== Goal ==
Every line that includes the word "العربي" is to be listed.

[Dataset items]

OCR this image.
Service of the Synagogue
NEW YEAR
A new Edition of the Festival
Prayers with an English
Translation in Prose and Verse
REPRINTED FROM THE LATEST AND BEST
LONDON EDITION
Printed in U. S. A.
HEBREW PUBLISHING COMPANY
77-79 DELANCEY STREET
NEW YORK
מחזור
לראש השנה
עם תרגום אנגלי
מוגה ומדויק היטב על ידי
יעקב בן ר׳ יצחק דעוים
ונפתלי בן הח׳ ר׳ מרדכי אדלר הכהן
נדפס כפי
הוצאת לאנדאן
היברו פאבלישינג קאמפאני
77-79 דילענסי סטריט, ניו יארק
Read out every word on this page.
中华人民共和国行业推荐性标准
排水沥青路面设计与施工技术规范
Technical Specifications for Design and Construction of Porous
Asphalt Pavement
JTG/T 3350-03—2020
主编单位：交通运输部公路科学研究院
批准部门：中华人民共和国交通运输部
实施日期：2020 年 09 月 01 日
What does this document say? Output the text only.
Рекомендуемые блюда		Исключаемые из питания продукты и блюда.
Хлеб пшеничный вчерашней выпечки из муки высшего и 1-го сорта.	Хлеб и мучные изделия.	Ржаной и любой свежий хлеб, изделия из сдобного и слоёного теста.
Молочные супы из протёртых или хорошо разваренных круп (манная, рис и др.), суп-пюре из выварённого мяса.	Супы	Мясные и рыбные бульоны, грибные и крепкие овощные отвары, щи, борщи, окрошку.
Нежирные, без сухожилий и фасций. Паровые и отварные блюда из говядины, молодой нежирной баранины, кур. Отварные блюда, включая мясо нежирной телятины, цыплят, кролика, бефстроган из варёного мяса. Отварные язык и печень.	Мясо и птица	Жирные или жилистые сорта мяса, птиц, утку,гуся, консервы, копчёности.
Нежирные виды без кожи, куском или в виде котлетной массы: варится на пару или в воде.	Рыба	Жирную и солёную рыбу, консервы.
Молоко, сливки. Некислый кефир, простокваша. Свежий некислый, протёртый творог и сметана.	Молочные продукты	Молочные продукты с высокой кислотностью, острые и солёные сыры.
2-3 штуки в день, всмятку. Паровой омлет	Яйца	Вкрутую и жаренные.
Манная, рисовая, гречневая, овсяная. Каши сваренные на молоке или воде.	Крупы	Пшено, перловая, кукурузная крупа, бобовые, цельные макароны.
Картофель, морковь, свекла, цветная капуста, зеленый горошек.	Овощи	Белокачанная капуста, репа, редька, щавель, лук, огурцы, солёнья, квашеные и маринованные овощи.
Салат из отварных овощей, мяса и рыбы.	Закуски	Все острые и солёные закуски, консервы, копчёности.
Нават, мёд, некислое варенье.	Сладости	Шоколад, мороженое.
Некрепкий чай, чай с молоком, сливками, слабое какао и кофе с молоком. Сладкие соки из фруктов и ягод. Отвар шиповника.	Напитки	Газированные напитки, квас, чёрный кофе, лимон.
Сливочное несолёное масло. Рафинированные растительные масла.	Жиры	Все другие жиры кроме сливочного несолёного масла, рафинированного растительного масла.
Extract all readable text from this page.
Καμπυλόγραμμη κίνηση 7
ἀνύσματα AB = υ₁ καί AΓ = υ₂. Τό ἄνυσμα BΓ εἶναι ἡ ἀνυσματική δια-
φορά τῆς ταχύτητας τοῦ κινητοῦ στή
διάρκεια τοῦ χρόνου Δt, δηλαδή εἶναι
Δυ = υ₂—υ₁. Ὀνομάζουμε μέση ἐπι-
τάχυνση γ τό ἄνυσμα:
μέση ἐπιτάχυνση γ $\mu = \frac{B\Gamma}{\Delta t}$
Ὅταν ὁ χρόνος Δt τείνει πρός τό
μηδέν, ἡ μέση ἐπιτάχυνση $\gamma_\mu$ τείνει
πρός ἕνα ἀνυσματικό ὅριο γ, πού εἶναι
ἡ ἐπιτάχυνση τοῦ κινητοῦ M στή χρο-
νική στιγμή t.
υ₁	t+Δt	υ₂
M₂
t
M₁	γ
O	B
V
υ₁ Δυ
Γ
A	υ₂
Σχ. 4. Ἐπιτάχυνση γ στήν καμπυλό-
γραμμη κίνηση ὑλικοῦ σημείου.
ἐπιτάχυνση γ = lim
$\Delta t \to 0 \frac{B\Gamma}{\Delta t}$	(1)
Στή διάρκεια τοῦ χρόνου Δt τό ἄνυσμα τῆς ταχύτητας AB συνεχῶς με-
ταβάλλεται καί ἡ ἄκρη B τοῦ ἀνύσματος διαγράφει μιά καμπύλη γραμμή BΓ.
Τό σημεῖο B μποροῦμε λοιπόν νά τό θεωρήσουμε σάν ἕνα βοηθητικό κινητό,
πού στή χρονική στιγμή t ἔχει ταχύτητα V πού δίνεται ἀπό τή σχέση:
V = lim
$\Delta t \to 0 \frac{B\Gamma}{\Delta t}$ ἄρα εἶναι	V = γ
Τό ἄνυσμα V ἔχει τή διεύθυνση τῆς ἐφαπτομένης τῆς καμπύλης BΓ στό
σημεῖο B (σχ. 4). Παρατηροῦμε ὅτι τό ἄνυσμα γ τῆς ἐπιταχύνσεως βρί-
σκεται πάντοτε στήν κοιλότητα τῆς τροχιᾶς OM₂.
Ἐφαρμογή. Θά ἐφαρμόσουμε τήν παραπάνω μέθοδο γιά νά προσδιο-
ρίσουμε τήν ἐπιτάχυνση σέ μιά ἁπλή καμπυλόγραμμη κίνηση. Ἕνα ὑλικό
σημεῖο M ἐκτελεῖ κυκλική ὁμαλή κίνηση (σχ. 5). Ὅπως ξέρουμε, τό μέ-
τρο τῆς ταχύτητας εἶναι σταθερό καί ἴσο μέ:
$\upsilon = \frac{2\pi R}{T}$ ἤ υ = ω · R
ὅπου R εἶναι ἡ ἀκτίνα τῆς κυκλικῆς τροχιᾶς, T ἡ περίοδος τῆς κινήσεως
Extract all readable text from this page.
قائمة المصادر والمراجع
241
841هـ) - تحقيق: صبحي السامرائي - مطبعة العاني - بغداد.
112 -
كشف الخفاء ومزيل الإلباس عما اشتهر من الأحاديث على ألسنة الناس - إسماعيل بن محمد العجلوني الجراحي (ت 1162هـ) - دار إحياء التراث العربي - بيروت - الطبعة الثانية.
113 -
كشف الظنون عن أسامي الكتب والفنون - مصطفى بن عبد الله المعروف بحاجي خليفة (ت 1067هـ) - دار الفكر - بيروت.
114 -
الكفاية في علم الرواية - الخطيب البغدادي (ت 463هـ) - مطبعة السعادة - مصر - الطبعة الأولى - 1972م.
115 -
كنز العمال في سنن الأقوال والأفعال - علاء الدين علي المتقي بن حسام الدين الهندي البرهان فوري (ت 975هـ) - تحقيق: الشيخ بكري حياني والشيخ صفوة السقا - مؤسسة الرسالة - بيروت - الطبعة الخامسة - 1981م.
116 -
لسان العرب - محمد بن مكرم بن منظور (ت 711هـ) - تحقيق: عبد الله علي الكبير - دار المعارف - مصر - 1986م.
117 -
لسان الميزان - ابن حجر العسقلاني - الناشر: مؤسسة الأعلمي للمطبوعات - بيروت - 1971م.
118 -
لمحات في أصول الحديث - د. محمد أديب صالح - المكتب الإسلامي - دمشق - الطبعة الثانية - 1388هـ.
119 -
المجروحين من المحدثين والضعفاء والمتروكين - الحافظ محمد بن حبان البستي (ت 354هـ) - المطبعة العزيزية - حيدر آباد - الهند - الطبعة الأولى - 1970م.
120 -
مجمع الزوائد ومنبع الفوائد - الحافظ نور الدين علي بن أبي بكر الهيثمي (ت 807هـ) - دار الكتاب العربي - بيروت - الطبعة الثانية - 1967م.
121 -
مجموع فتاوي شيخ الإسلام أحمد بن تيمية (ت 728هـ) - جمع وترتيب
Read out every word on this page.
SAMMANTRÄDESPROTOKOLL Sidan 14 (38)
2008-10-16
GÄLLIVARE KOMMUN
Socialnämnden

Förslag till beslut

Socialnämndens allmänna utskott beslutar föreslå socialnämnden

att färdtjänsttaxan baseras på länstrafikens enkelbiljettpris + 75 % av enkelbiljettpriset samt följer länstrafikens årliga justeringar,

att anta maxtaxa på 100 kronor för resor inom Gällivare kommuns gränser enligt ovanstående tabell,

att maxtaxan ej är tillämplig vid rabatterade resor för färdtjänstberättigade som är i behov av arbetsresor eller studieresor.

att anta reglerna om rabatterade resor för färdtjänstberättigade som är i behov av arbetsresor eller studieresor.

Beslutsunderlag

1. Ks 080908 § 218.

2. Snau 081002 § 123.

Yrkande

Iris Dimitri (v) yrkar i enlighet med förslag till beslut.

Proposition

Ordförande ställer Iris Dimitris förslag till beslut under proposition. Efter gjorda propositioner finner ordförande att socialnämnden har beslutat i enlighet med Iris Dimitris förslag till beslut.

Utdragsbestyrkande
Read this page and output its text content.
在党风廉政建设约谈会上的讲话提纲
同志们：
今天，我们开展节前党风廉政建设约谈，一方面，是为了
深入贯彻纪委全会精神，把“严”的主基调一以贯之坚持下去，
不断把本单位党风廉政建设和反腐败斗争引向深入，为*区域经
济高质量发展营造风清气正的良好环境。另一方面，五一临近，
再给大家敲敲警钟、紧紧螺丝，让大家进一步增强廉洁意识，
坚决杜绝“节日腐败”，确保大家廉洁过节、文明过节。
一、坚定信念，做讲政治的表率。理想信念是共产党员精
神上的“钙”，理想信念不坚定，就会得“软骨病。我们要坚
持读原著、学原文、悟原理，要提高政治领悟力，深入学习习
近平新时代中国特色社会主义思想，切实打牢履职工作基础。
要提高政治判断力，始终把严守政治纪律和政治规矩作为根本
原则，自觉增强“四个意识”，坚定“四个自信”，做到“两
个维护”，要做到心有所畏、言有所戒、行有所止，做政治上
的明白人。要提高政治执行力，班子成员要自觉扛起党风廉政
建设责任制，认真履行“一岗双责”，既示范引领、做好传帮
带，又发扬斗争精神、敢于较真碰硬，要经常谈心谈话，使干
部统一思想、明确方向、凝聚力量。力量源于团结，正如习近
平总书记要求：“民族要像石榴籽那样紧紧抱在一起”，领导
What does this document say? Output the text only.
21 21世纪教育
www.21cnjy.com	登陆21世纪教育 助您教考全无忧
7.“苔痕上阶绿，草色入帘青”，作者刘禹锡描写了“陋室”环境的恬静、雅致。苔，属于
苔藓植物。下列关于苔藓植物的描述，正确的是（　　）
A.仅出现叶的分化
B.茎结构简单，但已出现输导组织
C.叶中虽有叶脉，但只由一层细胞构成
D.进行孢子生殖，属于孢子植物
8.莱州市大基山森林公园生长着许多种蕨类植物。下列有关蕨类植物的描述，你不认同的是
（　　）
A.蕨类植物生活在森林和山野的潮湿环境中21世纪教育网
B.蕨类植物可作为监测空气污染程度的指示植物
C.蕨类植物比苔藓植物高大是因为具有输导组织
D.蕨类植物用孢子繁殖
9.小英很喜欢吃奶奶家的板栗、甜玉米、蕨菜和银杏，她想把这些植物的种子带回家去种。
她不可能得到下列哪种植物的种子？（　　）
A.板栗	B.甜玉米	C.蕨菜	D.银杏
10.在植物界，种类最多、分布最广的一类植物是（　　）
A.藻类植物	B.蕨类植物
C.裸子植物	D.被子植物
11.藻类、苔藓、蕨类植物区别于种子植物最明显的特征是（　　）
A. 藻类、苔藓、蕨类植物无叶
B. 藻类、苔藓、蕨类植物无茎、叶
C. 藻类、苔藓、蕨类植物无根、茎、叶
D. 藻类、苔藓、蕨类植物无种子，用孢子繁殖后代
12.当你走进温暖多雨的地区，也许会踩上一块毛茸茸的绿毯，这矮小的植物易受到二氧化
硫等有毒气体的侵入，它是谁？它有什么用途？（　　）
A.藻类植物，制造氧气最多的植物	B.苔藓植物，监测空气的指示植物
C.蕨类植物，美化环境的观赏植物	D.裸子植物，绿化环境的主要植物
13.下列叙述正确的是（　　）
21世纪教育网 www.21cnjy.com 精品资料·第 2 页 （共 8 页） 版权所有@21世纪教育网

== Response for this exercise ==
كشف الخفاء ومزيل الإلباس عما اشتهر من الأحاديث على ألسنة الناس - إسماعيل بن محمد العجلوني الجراحي (ت 1162هـ) - دار إحياء التراث العربي - بيروت - الطبعة الثانية.
مجمع الزوائد ومنبع الفوائد - الحافظ نور الدين علي بن أبي بكر الهيثمي (ت 807هـ) - دار الكتاب العربي - بيروت - الطبعة الثانية - 1967م.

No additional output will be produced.